■ **WHAT YOU HAVE TO DO**
Extract every line that contains the word "this".

Stored data entries
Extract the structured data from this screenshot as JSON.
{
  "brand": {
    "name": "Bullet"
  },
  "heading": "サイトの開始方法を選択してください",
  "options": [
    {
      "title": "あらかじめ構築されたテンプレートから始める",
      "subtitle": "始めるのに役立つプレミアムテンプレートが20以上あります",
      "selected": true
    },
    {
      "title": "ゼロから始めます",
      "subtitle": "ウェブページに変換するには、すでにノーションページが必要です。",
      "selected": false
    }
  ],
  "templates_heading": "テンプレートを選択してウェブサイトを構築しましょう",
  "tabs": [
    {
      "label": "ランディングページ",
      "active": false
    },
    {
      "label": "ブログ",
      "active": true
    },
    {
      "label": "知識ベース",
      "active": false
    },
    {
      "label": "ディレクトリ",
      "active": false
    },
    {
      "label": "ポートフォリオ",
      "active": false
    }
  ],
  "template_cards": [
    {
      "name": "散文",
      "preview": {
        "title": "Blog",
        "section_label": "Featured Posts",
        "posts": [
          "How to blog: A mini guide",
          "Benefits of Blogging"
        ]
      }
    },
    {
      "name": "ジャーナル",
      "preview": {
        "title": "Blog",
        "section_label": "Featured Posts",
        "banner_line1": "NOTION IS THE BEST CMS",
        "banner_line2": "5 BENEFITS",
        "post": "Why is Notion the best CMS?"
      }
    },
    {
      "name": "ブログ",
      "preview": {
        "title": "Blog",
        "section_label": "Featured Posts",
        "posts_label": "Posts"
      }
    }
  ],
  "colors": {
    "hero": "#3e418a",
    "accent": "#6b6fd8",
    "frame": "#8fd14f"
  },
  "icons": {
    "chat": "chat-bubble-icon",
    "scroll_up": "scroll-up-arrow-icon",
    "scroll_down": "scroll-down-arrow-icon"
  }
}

...

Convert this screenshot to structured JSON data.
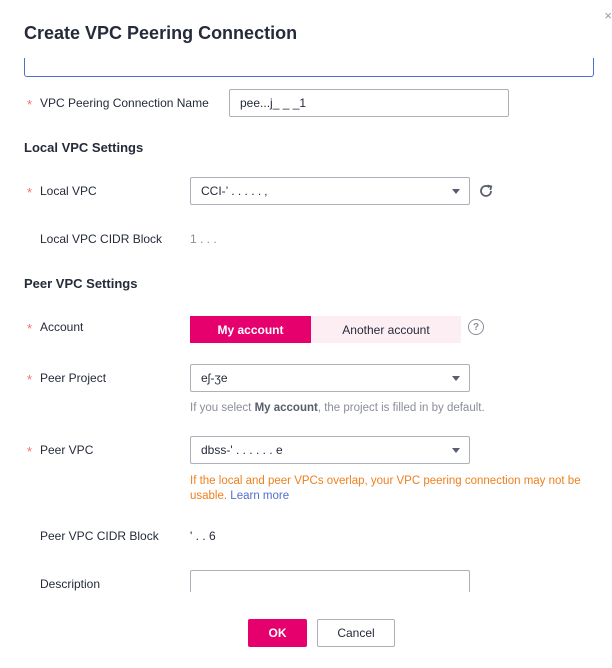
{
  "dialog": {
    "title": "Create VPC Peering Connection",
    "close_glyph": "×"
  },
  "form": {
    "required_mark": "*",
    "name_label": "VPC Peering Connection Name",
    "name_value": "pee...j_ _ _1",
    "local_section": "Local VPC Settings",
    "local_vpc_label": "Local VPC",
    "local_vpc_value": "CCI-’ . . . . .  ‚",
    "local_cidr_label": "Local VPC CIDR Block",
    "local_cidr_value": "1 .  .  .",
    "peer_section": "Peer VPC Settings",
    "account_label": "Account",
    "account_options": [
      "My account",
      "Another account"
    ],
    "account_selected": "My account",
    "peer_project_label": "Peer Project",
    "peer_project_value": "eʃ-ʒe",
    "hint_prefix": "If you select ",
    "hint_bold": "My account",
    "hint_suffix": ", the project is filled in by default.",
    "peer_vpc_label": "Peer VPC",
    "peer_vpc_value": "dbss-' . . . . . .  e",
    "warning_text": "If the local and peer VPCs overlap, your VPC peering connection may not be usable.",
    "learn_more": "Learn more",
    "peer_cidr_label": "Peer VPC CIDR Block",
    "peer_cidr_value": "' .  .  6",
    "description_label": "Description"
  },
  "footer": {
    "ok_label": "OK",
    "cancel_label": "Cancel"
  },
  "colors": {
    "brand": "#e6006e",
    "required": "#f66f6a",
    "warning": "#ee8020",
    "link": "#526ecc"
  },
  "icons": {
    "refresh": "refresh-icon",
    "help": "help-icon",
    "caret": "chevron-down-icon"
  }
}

■ **CORRECT OUTPUT**
Extract the structured data from this screenshot as JSON.
Convert this screenshot to structured JSON data.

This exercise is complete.